◆ **WRITTEN INSTRUCTION**: Count the lines in the listing below that contain the string "torque". Reply with that number alone.

======== EXERCISE INPUTS

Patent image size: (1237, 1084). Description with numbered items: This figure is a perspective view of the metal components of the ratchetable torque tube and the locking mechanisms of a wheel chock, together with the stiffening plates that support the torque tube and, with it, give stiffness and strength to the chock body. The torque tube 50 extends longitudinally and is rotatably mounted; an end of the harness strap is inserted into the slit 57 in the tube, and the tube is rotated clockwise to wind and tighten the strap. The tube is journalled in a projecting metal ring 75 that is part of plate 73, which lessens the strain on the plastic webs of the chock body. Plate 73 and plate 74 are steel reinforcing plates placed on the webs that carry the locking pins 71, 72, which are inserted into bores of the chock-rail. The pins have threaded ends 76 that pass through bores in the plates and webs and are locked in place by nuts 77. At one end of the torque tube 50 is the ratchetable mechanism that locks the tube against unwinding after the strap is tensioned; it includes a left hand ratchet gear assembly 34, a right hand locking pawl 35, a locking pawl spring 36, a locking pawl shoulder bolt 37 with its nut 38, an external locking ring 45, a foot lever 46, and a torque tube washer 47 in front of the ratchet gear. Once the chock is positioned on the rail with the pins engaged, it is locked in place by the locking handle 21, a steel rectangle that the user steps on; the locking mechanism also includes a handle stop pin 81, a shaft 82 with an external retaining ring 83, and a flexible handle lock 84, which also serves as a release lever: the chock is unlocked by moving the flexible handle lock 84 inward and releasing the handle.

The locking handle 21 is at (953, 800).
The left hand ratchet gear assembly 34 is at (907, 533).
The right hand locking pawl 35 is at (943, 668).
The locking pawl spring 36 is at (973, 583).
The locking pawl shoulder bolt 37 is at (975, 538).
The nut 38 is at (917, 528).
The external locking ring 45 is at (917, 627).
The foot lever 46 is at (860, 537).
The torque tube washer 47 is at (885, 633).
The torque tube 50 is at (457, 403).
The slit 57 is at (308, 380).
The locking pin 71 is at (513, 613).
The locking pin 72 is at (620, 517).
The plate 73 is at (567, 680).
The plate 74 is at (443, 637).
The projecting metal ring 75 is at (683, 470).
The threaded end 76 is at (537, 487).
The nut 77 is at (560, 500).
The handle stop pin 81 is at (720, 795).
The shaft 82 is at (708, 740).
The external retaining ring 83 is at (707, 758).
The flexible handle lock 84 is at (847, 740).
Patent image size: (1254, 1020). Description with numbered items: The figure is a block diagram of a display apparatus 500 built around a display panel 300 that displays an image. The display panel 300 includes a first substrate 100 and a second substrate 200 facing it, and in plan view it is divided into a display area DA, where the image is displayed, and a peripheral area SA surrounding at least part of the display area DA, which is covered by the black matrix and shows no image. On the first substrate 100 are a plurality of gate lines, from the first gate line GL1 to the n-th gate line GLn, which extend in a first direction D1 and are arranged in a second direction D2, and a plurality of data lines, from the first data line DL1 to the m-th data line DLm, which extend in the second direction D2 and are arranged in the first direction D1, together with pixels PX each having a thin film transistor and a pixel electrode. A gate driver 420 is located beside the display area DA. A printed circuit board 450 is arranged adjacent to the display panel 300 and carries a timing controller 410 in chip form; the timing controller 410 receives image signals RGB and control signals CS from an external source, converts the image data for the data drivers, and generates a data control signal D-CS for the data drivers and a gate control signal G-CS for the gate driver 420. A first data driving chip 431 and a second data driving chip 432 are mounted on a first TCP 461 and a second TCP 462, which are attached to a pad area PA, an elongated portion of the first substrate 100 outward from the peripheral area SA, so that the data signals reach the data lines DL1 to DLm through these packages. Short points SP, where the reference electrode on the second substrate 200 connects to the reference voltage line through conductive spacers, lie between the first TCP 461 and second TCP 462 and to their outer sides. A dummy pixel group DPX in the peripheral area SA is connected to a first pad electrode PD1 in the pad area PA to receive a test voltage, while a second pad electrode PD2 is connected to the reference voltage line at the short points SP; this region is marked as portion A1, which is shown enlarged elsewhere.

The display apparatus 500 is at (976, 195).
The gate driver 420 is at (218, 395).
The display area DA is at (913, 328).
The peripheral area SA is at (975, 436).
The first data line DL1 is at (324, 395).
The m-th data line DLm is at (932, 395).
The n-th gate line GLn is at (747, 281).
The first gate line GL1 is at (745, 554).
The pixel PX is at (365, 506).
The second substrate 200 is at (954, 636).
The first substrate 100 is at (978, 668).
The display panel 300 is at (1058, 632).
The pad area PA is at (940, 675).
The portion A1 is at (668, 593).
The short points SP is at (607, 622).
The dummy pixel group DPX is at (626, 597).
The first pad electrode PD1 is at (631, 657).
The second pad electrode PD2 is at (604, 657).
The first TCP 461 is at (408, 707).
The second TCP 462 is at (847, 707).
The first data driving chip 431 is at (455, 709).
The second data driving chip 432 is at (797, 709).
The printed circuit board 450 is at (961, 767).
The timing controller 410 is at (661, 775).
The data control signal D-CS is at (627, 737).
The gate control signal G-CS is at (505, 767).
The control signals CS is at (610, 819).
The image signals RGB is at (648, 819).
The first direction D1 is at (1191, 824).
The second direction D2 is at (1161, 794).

================

◆ **SOLUTION TO THE PROBLEM**: 3